Lines containing the word "type" are the ones to copy from the records below.

_ _ _

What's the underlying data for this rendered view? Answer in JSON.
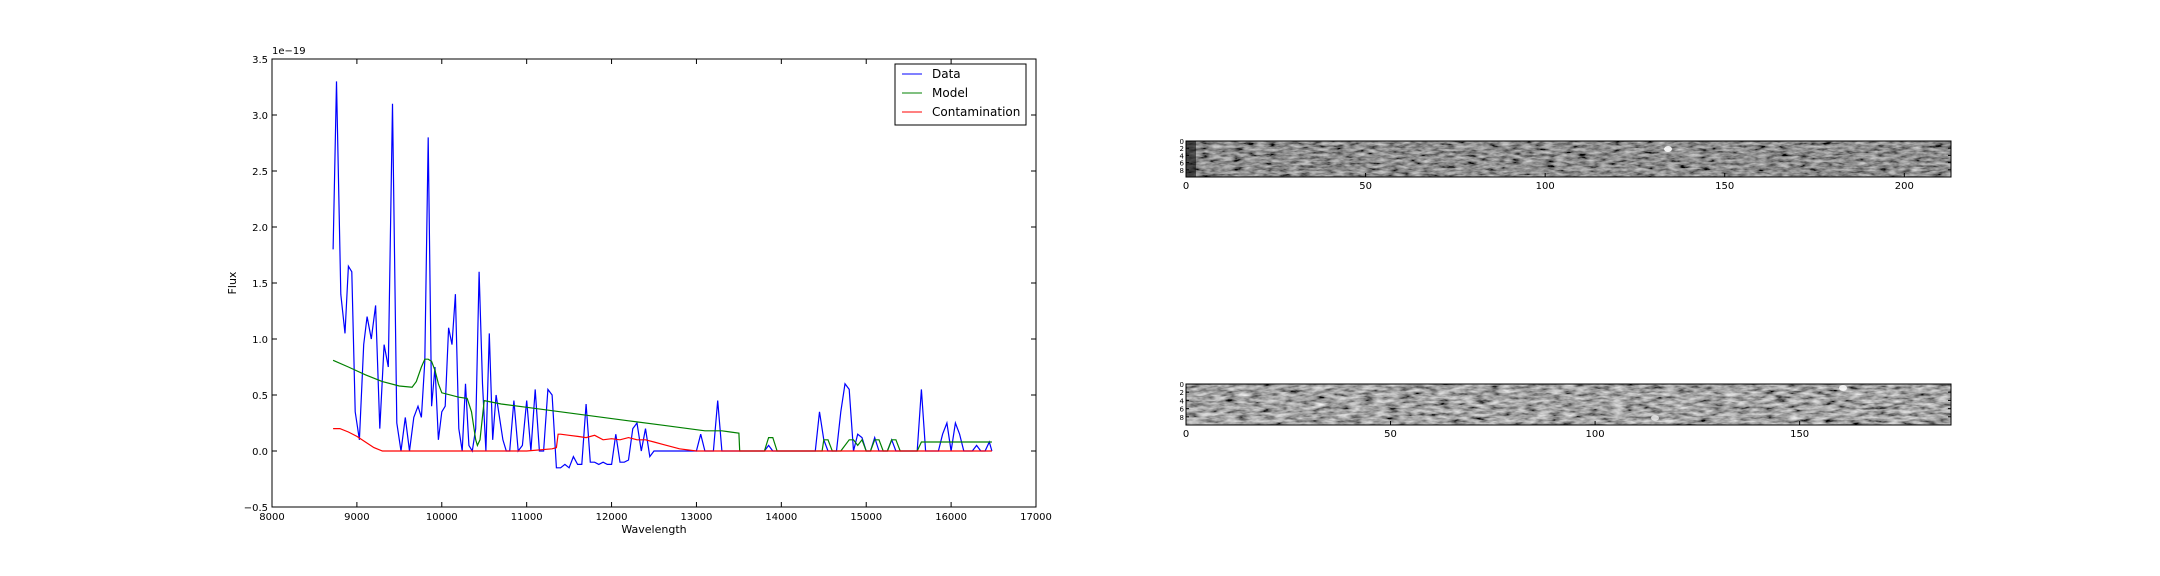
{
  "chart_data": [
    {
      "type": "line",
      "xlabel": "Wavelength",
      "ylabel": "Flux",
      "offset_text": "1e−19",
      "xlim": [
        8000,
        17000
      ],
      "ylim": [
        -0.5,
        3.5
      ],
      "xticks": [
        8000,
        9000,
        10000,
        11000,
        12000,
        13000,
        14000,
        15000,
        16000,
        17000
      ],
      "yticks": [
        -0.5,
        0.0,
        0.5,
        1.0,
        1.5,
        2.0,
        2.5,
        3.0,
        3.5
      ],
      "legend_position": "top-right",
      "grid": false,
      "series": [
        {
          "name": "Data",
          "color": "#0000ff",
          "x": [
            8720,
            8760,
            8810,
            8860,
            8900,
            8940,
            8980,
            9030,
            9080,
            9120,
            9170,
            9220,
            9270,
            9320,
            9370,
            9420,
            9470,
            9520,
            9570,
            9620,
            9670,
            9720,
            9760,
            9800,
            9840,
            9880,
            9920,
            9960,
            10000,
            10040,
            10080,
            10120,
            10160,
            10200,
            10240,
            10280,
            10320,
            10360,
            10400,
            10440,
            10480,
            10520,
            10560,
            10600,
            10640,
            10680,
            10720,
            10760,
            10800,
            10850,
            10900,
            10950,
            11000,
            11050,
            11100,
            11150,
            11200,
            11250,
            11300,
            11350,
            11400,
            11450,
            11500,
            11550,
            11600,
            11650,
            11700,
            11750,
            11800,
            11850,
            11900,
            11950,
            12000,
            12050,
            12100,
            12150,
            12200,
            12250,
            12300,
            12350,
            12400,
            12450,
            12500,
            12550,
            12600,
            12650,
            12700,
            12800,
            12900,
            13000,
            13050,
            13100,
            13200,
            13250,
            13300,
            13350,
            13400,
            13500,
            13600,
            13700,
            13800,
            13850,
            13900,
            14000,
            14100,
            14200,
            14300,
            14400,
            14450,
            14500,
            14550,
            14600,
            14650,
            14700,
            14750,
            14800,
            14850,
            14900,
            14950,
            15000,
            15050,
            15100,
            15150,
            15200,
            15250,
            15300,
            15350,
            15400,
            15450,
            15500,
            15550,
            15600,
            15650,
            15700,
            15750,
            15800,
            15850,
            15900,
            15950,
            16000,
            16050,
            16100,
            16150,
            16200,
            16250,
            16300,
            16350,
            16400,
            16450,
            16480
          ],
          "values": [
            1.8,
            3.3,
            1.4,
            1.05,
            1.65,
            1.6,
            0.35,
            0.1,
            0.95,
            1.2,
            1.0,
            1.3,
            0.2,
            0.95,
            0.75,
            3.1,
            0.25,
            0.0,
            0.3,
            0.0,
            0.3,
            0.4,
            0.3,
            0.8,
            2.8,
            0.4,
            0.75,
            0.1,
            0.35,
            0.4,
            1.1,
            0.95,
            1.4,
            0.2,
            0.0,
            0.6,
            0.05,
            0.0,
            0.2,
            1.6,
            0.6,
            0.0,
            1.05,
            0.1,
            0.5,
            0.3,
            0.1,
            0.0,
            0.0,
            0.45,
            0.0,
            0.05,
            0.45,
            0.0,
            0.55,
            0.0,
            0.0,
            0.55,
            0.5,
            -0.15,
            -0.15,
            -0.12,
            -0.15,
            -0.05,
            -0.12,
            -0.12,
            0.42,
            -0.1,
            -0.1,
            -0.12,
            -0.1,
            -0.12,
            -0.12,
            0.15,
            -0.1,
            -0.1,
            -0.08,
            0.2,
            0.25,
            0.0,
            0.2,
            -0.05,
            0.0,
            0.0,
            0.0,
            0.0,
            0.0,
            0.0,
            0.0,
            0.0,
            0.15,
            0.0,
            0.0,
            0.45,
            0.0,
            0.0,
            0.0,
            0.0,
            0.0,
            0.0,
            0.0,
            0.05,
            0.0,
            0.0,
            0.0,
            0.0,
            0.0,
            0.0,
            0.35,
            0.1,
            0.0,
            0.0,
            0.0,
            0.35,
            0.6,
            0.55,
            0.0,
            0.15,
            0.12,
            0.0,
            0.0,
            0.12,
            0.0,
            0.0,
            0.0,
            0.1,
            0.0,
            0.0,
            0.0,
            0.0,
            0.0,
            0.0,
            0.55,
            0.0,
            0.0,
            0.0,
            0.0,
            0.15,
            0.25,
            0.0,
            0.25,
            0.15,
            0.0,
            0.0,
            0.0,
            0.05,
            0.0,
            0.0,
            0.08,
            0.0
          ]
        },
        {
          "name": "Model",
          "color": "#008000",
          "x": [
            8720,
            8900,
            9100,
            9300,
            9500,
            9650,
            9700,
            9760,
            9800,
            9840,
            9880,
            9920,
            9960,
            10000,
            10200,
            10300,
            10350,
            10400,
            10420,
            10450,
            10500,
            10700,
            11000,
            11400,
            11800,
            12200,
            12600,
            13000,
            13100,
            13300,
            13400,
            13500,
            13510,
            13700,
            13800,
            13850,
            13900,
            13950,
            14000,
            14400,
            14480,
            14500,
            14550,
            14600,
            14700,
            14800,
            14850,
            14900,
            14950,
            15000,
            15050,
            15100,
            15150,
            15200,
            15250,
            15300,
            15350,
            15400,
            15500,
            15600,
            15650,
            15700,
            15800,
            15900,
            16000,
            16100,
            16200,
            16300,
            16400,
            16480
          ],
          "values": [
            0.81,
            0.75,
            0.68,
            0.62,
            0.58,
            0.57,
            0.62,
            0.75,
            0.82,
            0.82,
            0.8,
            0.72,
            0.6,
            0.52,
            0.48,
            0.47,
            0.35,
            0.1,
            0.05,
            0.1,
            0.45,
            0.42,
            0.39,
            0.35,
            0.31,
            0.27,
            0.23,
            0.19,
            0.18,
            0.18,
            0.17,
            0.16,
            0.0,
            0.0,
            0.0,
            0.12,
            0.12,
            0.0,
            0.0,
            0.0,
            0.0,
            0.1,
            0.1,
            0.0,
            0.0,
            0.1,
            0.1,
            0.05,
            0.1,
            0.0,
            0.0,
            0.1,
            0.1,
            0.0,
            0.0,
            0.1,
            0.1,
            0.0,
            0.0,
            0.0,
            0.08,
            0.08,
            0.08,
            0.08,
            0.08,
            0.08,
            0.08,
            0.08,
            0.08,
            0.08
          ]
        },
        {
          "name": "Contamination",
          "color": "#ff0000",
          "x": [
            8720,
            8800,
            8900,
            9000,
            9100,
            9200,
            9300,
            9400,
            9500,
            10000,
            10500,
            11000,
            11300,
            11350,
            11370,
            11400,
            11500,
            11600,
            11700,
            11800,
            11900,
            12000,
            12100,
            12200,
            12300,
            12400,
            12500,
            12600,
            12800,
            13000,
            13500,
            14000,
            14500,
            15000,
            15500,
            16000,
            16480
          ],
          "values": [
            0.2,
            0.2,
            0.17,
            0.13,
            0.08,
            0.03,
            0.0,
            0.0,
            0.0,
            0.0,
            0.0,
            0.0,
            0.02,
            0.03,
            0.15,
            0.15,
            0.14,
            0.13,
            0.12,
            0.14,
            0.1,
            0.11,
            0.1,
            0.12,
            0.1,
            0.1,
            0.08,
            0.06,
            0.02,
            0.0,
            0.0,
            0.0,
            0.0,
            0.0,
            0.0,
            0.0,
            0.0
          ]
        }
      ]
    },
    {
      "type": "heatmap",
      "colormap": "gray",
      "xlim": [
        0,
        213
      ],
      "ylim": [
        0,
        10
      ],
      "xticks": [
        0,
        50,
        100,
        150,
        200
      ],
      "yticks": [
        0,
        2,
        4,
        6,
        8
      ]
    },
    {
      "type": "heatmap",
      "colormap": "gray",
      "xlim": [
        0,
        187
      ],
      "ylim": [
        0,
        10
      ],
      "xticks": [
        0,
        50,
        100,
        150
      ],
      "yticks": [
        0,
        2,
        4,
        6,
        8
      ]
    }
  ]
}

_ _ _

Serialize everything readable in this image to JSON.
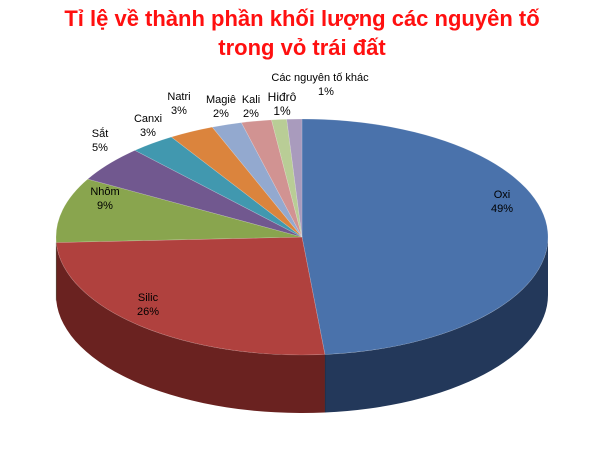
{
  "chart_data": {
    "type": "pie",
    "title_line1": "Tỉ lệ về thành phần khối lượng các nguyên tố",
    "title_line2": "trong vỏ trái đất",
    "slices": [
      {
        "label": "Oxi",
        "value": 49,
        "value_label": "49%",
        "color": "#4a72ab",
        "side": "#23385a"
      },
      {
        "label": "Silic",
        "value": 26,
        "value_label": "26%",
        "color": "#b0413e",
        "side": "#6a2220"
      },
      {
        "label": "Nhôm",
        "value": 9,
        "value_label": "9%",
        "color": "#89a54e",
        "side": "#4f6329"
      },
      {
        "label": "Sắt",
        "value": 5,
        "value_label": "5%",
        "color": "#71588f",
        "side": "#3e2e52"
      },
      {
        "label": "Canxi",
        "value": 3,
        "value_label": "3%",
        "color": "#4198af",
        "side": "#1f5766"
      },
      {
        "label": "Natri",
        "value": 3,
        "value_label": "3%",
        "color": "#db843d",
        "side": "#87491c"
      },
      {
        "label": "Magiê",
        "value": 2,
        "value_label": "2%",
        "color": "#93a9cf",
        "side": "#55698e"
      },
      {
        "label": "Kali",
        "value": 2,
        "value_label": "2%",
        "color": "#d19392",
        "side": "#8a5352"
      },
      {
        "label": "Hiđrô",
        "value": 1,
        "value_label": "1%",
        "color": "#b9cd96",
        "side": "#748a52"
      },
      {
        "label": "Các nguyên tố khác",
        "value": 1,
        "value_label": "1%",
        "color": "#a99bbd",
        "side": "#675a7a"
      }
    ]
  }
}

_ _ _

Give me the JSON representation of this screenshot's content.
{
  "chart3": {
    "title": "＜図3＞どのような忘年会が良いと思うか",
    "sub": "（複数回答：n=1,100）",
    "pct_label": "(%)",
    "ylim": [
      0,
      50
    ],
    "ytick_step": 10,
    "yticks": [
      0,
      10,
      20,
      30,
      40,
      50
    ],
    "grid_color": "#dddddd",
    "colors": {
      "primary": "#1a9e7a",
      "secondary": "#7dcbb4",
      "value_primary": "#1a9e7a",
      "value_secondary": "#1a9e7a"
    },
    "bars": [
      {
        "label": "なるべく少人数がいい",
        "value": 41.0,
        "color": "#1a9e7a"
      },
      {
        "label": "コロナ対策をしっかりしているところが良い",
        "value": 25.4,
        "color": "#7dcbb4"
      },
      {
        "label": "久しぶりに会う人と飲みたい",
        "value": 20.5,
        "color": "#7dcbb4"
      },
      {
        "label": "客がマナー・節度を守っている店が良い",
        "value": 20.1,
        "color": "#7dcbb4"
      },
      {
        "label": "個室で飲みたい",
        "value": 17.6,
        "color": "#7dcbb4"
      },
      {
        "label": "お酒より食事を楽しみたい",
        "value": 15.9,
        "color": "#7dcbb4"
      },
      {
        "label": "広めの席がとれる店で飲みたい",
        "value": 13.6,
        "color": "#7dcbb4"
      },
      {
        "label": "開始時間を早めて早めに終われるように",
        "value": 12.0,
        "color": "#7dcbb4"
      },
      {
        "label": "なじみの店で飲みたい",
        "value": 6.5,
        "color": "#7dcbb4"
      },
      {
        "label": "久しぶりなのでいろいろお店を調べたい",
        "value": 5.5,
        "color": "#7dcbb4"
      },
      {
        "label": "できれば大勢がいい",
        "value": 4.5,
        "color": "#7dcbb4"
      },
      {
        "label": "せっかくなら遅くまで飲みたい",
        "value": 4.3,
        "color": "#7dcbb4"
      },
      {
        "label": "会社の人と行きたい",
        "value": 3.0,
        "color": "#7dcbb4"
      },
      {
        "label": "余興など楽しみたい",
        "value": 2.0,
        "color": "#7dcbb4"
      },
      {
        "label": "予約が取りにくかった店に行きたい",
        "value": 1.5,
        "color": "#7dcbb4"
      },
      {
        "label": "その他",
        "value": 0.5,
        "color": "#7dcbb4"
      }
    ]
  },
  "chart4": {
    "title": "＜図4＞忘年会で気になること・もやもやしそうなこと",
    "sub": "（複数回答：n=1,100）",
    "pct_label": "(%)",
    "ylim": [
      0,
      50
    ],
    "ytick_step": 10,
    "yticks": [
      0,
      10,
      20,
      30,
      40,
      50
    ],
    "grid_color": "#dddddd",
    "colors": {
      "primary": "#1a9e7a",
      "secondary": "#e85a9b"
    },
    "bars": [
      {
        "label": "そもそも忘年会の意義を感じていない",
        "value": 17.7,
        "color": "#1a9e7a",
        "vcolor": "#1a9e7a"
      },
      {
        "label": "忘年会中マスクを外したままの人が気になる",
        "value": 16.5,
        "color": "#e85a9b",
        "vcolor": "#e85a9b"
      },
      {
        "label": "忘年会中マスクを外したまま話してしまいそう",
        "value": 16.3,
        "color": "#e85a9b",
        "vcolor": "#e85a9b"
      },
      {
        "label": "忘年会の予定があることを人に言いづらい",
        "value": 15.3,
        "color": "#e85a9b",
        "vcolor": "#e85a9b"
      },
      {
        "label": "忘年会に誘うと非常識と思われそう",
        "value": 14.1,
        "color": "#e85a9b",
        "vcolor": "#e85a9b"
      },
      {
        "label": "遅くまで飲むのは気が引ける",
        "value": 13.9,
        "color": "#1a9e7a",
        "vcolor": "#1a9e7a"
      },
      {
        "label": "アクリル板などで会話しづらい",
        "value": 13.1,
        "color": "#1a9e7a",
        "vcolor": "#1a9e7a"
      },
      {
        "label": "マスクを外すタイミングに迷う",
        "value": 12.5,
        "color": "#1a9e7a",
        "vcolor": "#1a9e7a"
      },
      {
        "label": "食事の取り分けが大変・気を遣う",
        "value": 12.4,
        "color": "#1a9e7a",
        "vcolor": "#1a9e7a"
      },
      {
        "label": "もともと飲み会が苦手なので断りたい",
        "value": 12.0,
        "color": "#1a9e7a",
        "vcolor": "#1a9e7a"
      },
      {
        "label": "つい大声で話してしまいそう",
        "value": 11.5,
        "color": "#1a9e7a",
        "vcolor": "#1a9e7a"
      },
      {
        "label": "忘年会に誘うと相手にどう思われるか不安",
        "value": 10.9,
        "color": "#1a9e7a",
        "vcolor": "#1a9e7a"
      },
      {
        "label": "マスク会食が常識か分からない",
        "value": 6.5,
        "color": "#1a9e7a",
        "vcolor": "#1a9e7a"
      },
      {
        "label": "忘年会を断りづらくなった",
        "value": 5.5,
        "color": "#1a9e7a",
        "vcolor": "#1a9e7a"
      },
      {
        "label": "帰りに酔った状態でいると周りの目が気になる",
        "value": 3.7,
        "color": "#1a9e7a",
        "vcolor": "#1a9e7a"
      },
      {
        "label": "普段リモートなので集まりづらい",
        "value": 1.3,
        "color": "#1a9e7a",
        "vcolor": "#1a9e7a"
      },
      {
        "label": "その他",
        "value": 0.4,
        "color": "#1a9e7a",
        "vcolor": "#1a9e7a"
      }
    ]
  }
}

_ _ _

ANSWER FOR THIS EXERCISE:
      "type": "line",
      "type": "heatmap",
      "type": "heatmap",
    "type": "pie",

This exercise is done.